Exercise directions: Write out each entry, exactly the way it appears.

** BEGIN **

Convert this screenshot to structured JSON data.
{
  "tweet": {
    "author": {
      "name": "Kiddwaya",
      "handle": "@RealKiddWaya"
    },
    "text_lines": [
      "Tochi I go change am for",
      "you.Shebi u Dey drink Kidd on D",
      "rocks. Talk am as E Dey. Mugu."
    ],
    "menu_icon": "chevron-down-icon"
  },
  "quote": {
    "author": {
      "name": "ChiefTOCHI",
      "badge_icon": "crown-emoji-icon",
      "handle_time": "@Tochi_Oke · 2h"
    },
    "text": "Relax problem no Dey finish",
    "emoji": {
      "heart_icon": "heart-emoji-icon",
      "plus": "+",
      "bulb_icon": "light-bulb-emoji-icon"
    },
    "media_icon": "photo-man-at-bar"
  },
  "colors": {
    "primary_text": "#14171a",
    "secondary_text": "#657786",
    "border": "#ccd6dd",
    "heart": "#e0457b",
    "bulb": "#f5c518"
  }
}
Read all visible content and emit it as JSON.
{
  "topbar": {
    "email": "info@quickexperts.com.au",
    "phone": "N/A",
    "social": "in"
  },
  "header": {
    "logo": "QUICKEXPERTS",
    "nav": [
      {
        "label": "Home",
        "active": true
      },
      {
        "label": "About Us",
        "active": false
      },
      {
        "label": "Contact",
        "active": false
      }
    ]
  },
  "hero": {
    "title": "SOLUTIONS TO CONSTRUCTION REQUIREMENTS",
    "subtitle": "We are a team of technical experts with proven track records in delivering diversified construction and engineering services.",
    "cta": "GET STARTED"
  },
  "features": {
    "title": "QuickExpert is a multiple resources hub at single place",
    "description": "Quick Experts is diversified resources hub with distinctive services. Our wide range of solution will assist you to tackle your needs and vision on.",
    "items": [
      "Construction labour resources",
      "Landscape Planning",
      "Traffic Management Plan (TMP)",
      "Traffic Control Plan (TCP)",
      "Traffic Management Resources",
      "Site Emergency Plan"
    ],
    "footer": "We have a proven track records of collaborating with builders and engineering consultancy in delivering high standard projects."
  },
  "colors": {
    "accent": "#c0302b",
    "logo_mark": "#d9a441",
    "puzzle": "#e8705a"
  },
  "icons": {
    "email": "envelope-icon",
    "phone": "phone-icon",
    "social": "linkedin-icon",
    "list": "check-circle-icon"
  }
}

** END **

Answer for this exercise:
Convert this screenshot to structured JSON data.
{
  "tweet": {
    "author": {
      "name": "Kiddwaya",
      "handle": "@RealKiddWaya"
    },
    "text_lines": [
      "Tochi I go change am for",
      "you.Shebi u Dey drink Kidd on D",
      "rocks. Talk am as E Dey. Mugu."
    ],
    "menu_icon": "chevron-down-icon"
  },
  "quote": {
    "author": {
      "name": "ChiefTOCHI",
      "badge_icon": "crown-emoji-icon",
      "handle_time": "@Tochi_Oke · 2h"
    },
    "text": "Relax problem no Dey finish",
    "emoji": {
      "heart_icon": "heart-emoji-icon",
      "plus": "+",
      "bulb_icon": "light-bulb-emoji-icon"
    },
    "media_icon": "photo-man-at-bar"
  },
  "colors": {
    "primary_text": "#14171a",
    "secondary_text": "#657786",
    "border": "#ccd6dd",
    "heart": "#e0457b",
    "bulb": "#f5c518"
  }
}
Read all visible content and emit it as JSON.
{
  "topbar": {
    "email": "info@quickexperts.com.au",
    "phone": "N/A",
    "social": "in"
  },
  "header": {
    "logo": "QUICKEXPERTS",
    "nav": [
      {
        "label": "Home",
        "active": true
      },
      {
        "label": "About Us",
        "active": false
      },
      {
        "label": "Contact",
        "active": false
      }
    ]
  },
  "hero": {
    "title": "SOLUTIONS TO CONSTRUCTION REQUIREMENTS",
    "subtitle": "We are a team of technical experts with proven track records in delivering diversified construction and engineering services.",
    "cta": "GET STARTED"
  },
  "features": {
    "title": "QuickExpert is a multiple resources hub at single place",
    "description": "Quick Experts is diversified resources hub with distinctive services. Our wide range of solution will assist you to tackle your needs and vision on.",
    "items": [
      "Construction labour resources",
      "Landscape Planning",
      "Traffic Management Plan (TMP)",
      "Traffic Control Plan (TCP)",
      "Traffic Management Resources",
      "Site Emergency Plan"
    ],
    "footer": "We have a proven track records of collaborating with builders and engineering consultancy in delivering high standard projects."
  },
  "colors": {
    "accent": "#c0302b",
    "logo_mark": "#d9a441",
    "puzzle": "#e8705a"
  },
  "icons": {
    "email": "envelope-icon",
    "phone": "phone-icon",
    "social": "linkedin-icon",
    "list": "check-circle-icon"
  }
}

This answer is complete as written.